• _WHAT TO WORK ON_: Output as a JSON list of strings the lines of the data from the very first line through the line that contains "table-row: Right Hand", both included, with one string per line and any blank lines omitted.

Region and label listings

────────────────

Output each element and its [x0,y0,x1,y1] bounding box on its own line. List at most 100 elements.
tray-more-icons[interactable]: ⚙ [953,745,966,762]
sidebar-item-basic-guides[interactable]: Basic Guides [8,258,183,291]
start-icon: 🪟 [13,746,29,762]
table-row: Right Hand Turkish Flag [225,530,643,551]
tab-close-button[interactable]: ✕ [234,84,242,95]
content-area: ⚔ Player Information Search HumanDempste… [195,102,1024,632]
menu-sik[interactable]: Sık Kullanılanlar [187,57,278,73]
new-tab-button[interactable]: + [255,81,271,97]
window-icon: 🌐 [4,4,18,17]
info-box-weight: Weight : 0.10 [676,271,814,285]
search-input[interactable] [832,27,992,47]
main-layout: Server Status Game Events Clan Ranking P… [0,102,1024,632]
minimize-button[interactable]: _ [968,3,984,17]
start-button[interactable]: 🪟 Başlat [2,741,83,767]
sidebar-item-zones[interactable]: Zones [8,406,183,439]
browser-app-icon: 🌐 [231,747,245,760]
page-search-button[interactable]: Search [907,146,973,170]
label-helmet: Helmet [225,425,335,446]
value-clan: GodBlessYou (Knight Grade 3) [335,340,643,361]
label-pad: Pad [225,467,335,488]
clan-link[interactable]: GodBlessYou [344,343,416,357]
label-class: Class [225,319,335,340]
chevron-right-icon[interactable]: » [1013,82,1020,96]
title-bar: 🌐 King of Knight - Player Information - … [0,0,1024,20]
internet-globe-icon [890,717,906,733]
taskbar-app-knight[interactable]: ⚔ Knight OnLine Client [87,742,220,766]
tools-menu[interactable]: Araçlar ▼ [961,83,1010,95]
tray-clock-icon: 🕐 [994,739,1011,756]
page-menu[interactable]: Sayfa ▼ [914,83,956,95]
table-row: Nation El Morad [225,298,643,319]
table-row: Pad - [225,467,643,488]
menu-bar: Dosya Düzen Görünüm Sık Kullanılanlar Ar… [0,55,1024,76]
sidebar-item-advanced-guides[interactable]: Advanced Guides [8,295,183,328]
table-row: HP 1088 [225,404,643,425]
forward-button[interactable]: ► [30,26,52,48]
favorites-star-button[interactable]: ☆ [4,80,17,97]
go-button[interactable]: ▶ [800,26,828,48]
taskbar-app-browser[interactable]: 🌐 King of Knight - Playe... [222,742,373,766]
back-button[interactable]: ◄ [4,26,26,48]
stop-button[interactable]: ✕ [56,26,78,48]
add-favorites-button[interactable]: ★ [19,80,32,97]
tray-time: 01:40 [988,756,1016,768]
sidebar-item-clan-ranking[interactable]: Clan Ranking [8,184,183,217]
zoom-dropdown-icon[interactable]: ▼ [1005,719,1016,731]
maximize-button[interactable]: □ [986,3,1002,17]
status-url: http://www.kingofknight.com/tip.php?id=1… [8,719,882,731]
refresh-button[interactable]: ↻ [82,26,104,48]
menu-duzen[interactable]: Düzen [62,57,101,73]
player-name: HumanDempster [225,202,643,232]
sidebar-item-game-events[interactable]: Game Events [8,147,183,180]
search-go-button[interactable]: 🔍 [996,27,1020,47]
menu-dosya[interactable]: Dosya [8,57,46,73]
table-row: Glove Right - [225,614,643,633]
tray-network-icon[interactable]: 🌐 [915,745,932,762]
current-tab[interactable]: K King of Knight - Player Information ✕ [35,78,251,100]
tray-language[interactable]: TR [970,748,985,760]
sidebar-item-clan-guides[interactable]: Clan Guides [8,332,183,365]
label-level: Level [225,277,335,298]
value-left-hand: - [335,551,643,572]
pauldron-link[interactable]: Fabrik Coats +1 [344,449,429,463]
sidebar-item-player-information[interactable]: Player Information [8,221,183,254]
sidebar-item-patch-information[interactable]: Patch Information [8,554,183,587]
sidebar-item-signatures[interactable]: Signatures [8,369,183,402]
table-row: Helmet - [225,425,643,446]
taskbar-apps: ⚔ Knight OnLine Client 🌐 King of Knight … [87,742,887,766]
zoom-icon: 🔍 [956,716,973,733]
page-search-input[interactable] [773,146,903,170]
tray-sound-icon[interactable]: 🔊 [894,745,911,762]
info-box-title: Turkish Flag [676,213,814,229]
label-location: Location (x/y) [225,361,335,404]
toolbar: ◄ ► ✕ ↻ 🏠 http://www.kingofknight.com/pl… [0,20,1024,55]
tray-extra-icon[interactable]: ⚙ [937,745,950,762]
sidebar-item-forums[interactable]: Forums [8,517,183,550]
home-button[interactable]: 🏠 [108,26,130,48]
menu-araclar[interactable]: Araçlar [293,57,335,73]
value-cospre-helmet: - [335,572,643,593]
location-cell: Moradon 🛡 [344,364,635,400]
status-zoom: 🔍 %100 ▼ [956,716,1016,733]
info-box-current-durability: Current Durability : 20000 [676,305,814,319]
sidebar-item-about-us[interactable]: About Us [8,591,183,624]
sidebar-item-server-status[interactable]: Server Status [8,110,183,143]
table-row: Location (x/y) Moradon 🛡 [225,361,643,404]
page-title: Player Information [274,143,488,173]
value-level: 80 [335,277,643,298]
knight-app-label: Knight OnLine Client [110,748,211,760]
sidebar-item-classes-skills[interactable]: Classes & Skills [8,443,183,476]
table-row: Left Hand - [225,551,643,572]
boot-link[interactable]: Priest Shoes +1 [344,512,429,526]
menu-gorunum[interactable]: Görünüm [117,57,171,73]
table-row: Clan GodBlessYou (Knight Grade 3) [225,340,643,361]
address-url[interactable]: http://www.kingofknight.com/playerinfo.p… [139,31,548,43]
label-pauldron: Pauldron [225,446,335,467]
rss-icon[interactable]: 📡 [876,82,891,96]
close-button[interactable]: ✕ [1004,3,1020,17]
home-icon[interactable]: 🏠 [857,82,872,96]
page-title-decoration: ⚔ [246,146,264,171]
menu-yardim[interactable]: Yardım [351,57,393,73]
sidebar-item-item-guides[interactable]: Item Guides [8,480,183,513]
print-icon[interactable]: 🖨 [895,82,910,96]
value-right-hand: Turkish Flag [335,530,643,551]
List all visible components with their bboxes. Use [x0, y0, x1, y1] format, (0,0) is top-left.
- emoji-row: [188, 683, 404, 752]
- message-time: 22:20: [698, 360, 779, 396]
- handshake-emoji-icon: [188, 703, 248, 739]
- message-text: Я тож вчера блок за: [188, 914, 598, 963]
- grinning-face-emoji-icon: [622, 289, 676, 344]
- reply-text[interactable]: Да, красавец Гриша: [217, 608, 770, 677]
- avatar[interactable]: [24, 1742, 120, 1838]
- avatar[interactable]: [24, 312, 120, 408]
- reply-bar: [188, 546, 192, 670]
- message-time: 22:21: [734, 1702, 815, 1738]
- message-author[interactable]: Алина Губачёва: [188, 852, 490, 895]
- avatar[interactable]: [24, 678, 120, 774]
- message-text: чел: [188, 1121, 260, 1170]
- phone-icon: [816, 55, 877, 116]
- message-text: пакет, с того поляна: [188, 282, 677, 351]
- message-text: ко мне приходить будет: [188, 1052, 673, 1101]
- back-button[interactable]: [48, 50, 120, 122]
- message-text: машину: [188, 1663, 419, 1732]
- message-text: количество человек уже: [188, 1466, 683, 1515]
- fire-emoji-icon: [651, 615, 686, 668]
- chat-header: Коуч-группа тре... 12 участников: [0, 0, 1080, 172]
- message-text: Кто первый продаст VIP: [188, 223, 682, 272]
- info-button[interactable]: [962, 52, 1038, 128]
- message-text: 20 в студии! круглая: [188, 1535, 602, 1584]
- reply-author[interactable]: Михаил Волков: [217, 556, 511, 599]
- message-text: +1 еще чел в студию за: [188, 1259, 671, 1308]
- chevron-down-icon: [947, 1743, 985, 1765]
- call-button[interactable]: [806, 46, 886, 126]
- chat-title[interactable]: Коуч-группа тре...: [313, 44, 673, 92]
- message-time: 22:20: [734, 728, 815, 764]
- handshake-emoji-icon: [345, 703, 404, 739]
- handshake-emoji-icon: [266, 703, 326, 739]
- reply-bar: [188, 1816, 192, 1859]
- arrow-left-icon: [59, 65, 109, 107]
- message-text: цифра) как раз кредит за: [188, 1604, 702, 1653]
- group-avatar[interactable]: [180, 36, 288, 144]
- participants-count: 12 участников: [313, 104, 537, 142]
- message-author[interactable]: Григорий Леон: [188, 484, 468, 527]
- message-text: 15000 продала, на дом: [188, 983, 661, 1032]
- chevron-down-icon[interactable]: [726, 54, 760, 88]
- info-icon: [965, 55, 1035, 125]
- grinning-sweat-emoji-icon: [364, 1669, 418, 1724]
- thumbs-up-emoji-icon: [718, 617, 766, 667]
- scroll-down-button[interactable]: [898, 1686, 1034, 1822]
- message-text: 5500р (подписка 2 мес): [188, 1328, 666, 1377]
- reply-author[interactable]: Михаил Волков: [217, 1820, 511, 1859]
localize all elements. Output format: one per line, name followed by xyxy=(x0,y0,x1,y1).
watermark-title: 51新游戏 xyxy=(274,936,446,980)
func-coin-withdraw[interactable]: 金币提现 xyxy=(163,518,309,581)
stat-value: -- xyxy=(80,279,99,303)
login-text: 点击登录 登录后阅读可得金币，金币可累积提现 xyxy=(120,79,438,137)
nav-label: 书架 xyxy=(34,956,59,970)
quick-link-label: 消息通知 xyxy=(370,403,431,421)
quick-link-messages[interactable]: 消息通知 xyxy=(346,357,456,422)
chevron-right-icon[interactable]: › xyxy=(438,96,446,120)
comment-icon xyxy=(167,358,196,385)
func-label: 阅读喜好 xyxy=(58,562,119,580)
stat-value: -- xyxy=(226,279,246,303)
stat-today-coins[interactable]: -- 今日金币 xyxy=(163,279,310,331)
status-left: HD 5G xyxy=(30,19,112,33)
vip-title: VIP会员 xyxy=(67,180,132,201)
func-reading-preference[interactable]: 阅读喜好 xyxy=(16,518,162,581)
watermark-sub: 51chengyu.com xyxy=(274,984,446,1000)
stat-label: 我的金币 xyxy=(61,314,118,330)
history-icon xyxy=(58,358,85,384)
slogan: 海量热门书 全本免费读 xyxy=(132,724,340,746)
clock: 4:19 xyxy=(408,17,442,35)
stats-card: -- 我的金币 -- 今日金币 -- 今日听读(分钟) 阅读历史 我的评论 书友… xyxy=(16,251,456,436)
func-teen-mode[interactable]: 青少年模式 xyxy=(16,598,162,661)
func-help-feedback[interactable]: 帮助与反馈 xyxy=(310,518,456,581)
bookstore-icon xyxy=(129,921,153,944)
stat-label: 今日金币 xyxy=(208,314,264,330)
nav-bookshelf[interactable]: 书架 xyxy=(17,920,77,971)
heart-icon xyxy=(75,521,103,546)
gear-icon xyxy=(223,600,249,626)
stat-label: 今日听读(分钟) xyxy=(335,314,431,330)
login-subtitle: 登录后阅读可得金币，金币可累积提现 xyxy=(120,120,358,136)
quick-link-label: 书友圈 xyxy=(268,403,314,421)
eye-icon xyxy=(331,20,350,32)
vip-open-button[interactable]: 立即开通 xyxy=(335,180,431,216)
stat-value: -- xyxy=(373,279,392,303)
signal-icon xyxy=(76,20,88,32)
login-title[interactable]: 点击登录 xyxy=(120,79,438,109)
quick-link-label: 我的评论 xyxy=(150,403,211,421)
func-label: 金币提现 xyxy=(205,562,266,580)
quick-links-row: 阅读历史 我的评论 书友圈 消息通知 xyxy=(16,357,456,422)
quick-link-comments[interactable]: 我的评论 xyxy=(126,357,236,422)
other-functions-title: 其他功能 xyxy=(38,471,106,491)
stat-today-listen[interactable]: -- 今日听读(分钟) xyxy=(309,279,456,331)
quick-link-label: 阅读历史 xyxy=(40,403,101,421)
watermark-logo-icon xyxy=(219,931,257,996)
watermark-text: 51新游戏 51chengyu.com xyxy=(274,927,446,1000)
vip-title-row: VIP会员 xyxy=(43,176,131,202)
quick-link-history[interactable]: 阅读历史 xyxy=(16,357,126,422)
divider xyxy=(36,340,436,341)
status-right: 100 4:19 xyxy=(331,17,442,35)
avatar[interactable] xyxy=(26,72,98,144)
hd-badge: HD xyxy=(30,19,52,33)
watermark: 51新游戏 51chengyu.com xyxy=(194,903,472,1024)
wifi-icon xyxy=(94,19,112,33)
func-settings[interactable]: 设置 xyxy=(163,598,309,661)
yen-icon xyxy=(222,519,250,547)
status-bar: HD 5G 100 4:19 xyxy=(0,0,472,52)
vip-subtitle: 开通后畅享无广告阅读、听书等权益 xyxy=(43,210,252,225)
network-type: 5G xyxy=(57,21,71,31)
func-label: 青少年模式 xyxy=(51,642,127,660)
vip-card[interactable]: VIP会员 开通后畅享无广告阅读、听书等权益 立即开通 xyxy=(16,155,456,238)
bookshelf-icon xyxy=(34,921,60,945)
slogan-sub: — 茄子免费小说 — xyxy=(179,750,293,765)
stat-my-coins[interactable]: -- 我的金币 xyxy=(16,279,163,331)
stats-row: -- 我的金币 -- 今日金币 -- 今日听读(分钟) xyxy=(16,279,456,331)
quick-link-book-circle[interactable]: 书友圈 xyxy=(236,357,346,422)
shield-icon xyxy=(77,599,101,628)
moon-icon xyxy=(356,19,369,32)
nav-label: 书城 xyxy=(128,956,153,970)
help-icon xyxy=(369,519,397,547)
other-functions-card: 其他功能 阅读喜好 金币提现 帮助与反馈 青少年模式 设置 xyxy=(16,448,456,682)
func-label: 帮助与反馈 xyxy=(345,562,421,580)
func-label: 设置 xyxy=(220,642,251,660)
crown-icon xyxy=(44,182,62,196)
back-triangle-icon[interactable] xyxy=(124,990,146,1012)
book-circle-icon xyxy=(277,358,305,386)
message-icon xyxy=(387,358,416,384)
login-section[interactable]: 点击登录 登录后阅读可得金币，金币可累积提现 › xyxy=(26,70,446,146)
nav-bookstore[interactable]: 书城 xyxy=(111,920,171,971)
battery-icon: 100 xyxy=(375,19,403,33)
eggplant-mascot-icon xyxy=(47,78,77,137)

────────────────

• _RESPONSE TO THIS TASK_:
[
  "Output each element and its [x0,y0,x1,y1] bounding box on its own line. List at most 100 elements.",
  "tray-more-icons[interactable]: ⚙ [953,745,966,762]",
  "sidebar-item-basic-guides[interactable]: Basic Guides [8,258,183,291]",
  "start-icon: 🪟 [13,746,29,762]",
  "table-row: Right Hand Turkish Flag [225,530,643,551]"
]